▶ _Stated goal_: Transcribe every entry word for word. Skip the pictures.

▶ _Input for this task_:
.....
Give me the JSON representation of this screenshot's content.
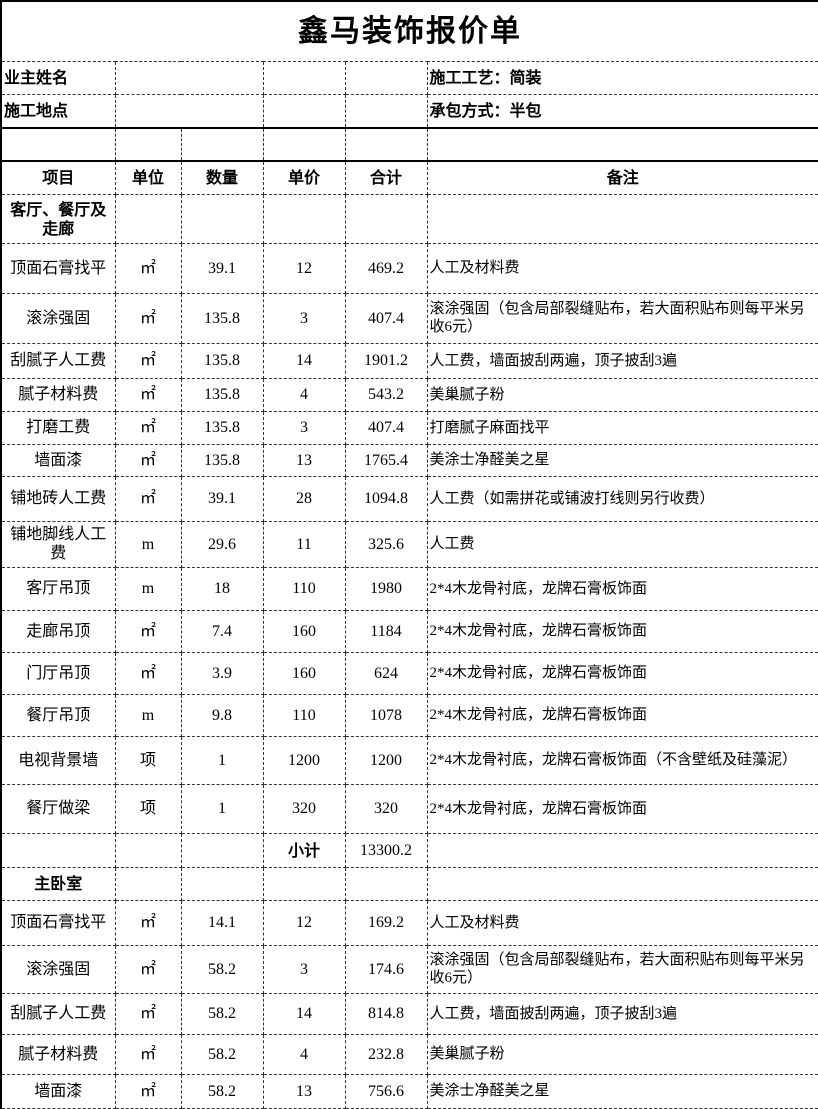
{
  "title": "鑫马装饰报价单",
  "info": {
    "owner_label": "业主姓名",
    "site_label": "施工地点",
    "craft": "施工工艺：简装",
    "contract": "承包方式：半包"
  },
  "headers": [
    "项目",
    "单位",
    "数量",
    "单价",
    "合计",
    "备注"
  ],
  "sections": [
    {
      "name": "客厅、餐厅及走廊",
      "rows": [
        [
          "顶面石膏找平",
          "㎡",
          "39.1",
          "12",
          "469.2",
          "人工及材料费"
        ],
        [
          "滚涂强固",
          "㎡",
          "135.8",
          "3",
          "407.4",
          "滚涂强固（包含局部裂缝贴布，若大面积贴布则每平米另收6元）"
        ],
        [
          "刮腻子人工费",
          "㎡",
          "135.8",
          "14",
          "1901.2",
          "人工费，墙面披刮两遍，顶子披刮3遍"
        ],
        [
          "腻子材料费",
          "㎡",
          "135.8",
          "4",
          "543.2",
          "美巢腻子粉"
        ],
        [
          "打磨工费",
          "㎡",
          "135.8",
          "3",
          "407.4",
          "打磨腻子麻面找平"
        ],
        [
          "墙面漆",
          "㎡",
          "135.8",
          "13",
          "1765.4",
          "美涂士净醛美之星"
        ],
        [
          "铺地砖人工费",
          "㎡",
          "39.1",
          "28",
          "1094.8",
          "人工费（如需拼花或铺波打线则另行收费）"
        ],
        [
          "铺地脚线人工费",
          "m",
          "29.6",
          "11",
          "325.6",
          "人工费"
        ],
        [
          "客厅吊顶",
          "m",
          "18",
          "110",
          "1980",
          "2*4木龙骨衬底，龙牌石膏板饰面"
        ],
        [
          "走廊吊顶",
          "㎡",
          "7.4",
          "160",
          "1184",
          "2*4木龙骨衬底，龙牌石膏板饰面"
        ],
        [
          "门厅吊顶",
          "㎡",
          "3.9",
          "160",
          "624",
          "2*4木龙骨衬底，龙牌石膏板饰面"
        ],
        [
          "餐厅吊顶",
          "m",
          "9.8",
          "110",
          "1078",
          "2*4木龙骨衬底，龙牌石膏板饰面"
        ],
        [
          "电视背景墙",
          "项",
          "1",
          "1200",
          "1200",
          "2*4木龙骨衬底，龙牌石膏板饰面（不含壁纸及硅藻泥）"
        ],
        [
          "餐厅做梁",
          "项",
          "1",
          "320",
          "320",
          "2*4木龙骨衬底，龙牌石膏板饰面"
        ]
      ],
      "subtotal_label": "小计",
      "subtotal": "13300.2"
    },
    {
      "name": "主卧室",
      "rows": [
        [
          "顶面石膏找平",
          "㎡",
          "14.1",
          "12",
          "169.2",
          "人工及材料费"
        ],
        [
          "滚涂强固",
          "㎡",
          "58.2",
          "3",
          "174.6",
          "滚涂强固（包含局部裂缝贴布，若大面积贴布则每平米另收6元）"
        ],
        [
          "刮腻子人工费",
          "㎡",
          "58.2",
          "14",
          "814.8",
          "人工费，墙面披刮两遍，顶子披刮3遍"
        ],
        [
          "腻子材料费",
          "㎡",
          "58.2",
          "4",
          "232.8",
          "美巢腻子粉"
        ],
        [
          "墙面漆",
          "㎡",
          "58.2",
          "13",
          "756.6",
          "美涂士净醛美之星"
        ]
      ]
    }
  ]
}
.....
▶ _Exercise solution_:
Give me the JSON representation of this screenshot's content.
{
  "title": "鑫马装饰报价单",
  "info": {
    "owner_label": "业主姓名",
    "site_label": "施工地点",
    "craft": "施工工艺：简装",
    "contract": "承包方式：半包"
  },
  "headers": [
    "项目",
    "单位",
    "数量",
    "单价",
    "合计",
    "备注"
  ],
  "sections": [
    {
      "name": "客厅、餐厅及走廊",
      "rows": [
        [
          "顶面石膏找平",
          "㎡",
          "39.1",
          "12",
          "469.2",
          "人工及材料费"
        ],
        [
          "滚涂强固",
          "㎡",
          "135.8",
          "3",
          "407.4",
          "滚涂强固（包含局部裂缝贴布，若大面积贴布则每平米另收6元）"
        ],
        [
          "刮腻子人工费",
          "㎡",
          "135.8",
          "14",
          "1901.2",
          "人工费，墙面披刮两遍，顶子披刮3遍"
        ],
        [
          "腻子材料费",
          "㎡",
          "135.8",
          "4",
          "543.2",
          "美巢腻子粉"
        ],
        [
          "打磨工费",
          "㎡",
          "135.8",
          "3",
          "407.4",
          "打磨腻子麻面找平"
        ],
        [
          "墙面漆",
          "㎡",
          "135.8",
          "13",
          "1765.4",
          "美涂士净醛美之星"
        ],
        [
          "铺地砖人工费",
          "㎡",
          "39.1",
          "28",
          "1094.8",
          "人工费（如需拼花或铺波打线则另行收费）"
        ],
        [
          "铺地脚线人工费",
          "m",
          "29.6",
          "11",
          "325.6",
          "人工费"
        ],
        [
          "客厅吊顶",
          "m",
          "18",
          "110",
          "1980",
          "2*4木龙骨衬底，龙牌石膏板饰面"
        ],
        [
          "走廊吊顶",
          "㎡",
          "7.4",
          "160",
          "1184",
          "2*4木龙骨衬底，龙牌石膏板饰面"
        ],
        [
          "门厅吊顶",
          "㎡",
          "3.9",
          "160",
          "624",
          "2*4木龙骨衬底，龙牌石膏板饰面"
        ],
        [
          "餐厅吊顶",
          "m",
          "9.8",
          "110",
          "1078",
          "2*4木龙骨衬底，龙牌石膏板饰面"
        ],
        [
          "电视背景墙",
          "项",
          "1",
          "1200",
          "1200",
          "2*4木龙骨衬底，龙牌石膏板饰面（不含壁纸及硅藻泥）"
        ],
        [
          "餐厅做梁",
          "项",
          "1",
          "320",
          "320",
          "2*4木龙骨衬底，龙牌石膏板饰面"
        ]
      ],
      "subtotal_label": "小计",
      "subtotal": "13300.2"
    },
    {
      "name": "主卧室",
      "rows": [
        [
          "顶面石膏找平",
          "㎡",
          "14.1",
          "12",
          "169.2",
          "人工及材料费"
        ],
        [
          "滚涂强固",
          "㎡",
          "58.2",
          "3",
          "174.6",
          "滚涂强固（包含局部裂缝贴布，若大面积贴布则每平米另收6元）"
        ],
        [
          "刮腻子人工费",
          "㎡",
          "58.2",
          "14",
          "814.8",
          "人工费，墙面披刮两遍，顶子披刮3遍"
        ],
        [
          "腻子材料费",
          "㎡",
          "58.2",
          "4",
          "232.8",
          "美巢腻子粉"
        ],
        [
          "墙面漆",
          "㎡",
          "58.2",
          "13",
          "756.6",
          "美涂士净醛美之星"
        ]
      ]
    }
  ]
}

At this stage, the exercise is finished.